-- SUPPLIED DATA --
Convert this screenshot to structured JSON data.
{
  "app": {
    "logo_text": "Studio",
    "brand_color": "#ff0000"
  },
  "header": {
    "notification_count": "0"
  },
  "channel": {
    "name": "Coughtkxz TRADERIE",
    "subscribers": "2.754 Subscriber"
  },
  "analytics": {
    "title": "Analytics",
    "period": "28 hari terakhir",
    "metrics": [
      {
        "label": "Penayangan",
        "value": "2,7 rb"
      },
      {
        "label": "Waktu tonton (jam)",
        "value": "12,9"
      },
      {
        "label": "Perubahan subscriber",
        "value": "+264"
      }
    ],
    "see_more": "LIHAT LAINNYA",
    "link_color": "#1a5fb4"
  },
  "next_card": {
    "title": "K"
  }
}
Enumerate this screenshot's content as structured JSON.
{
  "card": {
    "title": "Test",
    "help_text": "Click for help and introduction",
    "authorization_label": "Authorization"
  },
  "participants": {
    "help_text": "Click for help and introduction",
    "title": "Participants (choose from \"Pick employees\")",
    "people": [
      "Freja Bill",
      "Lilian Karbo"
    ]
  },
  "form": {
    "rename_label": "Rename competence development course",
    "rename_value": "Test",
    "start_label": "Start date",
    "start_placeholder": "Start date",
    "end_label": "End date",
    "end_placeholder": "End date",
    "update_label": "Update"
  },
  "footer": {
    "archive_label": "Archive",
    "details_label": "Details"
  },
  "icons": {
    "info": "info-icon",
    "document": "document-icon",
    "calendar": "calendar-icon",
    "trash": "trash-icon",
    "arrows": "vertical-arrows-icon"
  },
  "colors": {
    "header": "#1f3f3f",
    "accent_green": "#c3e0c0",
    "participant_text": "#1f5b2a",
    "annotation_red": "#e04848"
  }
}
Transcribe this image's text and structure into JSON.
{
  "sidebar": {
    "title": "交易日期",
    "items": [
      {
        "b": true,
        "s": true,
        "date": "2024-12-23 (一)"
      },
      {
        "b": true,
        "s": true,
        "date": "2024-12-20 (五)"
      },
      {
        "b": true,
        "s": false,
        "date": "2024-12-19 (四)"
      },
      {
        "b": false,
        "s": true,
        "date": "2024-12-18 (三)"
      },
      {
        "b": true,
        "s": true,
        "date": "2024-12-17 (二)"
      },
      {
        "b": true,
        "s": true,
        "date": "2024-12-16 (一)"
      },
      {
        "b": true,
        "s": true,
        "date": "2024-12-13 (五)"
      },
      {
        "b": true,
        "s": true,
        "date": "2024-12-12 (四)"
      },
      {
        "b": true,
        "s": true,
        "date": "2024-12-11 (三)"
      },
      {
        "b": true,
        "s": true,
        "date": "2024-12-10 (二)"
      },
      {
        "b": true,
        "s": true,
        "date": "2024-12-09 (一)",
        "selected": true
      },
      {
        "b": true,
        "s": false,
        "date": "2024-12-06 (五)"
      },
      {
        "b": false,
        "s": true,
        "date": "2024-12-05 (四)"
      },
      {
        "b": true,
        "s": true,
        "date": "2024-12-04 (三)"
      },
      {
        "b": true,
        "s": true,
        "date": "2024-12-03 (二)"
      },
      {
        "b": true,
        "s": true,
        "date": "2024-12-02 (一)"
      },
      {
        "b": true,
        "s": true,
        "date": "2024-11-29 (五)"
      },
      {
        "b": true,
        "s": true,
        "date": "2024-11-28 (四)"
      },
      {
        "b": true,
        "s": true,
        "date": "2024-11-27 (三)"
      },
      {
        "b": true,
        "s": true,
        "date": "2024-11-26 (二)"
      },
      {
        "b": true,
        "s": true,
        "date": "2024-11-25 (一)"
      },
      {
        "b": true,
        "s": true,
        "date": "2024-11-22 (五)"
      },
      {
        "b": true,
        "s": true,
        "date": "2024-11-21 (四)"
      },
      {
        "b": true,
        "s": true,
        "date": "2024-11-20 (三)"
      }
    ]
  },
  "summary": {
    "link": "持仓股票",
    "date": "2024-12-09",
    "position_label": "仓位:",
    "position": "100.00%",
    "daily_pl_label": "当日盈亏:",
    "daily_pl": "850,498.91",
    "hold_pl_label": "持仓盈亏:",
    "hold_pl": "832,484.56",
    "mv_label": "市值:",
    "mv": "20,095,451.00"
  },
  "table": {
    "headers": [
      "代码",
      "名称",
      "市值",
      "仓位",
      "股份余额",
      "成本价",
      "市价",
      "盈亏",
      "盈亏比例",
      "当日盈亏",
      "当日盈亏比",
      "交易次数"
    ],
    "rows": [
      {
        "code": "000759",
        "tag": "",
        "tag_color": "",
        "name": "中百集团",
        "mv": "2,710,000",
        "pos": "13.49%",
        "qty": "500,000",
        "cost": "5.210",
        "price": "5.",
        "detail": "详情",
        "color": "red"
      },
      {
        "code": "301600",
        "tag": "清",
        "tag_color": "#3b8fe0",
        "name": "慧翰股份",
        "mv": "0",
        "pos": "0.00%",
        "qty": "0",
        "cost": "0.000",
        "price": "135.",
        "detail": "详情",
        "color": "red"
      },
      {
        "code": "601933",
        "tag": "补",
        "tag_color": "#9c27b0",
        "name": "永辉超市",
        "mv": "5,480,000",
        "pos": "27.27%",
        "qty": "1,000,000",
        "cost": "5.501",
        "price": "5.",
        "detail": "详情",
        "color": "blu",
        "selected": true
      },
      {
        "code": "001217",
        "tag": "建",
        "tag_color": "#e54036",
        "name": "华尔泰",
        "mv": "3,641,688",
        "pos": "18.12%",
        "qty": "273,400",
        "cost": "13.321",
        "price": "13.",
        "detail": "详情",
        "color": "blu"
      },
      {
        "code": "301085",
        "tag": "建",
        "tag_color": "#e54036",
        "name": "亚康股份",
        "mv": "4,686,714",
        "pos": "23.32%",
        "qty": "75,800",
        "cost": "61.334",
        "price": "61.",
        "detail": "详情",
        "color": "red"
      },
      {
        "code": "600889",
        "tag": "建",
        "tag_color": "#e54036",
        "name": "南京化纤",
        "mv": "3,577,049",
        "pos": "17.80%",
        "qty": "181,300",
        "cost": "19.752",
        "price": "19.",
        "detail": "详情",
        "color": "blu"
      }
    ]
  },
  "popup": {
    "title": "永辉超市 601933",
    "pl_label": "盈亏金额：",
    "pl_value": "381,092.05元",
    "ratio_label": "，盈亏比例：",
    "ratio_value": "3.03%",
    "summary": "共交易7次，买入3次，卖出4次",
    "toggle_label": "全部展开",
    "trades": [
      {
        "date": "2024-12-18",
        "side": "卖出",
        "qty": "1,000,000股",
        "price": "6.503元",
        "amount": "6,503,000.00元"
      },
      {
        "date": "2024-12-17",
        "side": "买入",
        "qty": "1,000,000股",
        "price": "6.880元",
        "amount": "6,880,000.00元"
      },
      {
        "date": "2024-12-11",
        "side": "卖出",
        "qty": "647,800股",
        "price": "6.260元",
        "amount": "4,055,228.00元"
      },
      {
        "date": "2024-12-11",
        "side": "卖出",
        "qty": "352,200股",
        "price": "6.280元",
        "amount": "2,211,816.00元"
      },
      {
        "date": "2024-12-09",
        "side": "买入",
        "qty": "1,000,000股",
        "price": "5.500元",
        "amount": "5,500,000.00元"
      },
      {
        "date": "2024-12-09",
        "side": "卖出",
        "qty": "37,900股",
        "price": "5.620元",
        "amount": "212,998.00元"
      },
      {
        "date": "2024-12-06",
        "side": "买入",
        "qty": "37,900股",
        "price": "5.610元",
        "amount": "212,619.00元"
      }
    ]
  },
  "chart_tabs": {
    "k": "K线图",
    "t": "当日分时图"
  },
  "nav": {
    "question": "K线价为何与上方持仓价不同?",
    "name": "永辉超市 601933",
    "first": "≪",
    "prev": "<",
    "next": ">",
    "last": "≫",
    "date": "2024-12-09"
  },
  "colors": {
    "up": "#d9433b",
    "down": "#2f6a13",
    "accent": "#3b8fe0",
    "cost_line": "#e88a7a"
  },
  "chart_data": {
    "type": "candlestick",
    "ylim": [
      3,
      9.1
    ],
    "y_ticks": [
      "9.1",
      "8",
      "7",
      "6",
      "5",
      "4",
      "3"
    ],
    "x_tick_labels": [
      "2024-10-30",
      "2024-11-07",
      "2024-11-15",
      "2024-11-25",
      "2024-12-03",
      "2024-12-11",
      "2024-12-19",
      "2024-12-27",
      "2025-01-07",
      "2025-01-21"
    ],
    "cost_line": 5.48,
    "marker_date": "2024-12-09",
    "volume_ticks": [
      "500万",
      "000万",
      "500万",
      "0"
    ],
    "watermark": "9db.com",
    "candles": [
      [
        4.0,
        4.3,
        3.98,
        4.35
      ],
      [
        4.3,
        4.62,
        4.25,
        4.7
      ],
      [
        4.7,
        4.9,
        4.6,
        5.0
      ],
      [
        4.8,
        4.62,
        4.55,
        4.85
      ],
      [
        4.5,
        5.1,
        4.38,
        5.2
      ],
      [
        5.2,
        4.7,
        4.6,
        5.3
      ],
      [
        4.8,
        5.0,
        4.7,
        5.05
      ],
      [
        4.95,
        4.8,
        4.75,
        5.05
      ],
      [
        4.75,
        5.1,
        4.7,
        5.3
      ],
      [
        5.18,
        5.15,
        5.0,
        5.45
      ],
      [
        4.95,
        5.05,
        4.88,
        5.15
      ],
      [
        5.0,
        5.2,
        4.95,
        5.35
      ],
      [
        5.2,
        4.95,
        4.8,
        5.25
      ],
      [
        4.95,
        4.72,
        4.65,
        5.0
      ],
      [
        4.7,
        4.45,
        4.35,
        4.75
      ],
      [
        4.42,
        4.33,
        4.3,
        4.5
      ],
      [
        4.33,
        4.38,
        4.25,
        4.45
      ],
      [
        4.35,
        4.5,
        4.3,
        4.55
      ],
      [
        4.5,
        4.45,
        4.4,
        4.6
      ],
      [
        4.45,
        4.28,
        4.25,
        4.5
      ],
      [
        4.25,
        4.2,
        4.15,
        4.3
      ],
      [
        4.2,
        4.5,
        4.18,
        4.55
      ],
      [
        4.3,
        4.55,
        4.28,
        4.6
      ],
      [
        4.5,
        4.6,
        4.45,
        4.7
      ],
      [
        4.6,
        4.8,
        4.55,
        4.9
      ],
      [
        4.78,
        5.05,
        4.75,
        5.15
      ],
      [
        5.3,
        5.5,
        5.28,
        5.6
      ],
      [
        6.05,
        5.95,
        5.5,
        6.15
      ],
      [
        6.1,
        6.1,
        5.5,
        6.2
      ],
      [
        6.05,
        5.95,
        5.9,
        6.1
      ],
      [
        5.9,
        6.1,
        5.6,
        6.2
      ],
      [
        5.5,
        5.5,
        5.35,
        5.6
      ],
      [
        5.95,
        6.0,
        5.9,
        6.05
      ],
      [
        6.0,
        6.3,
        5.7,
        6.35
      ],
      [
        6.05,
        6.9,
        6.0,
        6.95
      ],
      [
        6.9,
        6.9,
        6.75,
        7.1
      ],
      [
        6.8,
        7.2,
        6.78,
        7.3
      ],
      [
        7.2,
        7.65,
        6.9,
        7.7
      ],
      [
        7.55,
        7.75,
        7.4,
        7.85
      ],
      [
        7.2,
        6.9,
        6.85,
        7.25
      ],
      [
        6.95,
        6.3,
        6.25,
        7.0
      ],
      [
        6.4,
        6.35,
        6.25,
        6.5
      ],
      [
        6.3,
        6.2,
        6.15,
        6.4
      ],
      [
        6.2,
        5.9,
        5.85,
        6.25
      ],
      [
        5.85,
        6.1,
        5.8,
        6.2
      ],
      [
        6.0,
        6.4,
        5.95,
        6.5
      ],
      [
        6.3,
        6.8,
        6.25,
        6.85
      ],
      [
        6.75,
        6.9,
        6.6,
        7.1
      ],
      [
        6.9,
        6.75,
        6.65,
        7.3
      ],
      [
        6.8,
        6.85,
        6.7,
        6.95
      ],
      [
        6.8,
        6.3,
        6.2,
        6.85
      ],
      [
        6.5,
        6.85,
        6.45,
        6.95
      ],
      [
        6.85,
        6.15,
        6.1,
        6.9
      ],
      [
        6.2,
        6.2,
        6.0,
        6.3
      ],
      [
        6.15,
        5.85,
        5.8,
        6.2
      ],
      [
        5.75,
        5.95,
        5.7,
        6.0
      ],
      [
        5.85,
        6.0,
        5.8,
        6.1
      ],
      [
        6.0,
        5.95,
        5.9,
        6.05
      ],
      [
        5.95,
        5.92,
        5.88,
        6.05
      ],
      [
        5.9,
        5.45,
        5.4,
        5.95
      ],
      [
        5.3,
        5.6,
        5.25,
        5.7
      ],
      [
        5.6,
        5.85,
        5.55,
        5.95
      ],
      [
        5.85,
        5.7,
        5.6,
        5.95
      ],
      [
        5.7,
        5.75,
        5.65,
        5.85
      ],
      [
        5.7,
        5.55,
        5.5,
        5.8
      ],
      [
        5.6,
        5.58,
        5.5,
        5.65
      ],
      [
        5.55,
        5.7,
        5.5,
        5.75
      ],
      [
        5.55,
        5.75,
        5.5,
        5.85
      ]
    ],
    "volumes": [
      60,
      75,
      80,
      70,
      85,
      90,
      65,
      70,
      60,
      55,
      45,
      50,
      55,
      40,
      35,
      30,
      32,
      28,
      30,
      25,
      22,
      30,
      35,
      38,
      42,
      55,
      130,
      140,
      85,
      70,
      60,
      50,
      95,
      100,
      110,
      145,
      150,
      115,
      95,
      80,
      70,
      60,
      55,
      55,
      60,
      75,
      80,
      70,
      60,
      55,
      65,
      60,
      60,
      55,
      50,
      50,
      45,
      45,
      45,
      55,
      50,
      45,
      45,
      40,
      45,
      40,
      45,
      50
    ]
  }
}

-- GOAL --
Copy out each line of the material that holds the word "Start".

-- SOLUTION TO THIS TASK --
    "start_label": "Start date",
    "start_placeholder": "Start date",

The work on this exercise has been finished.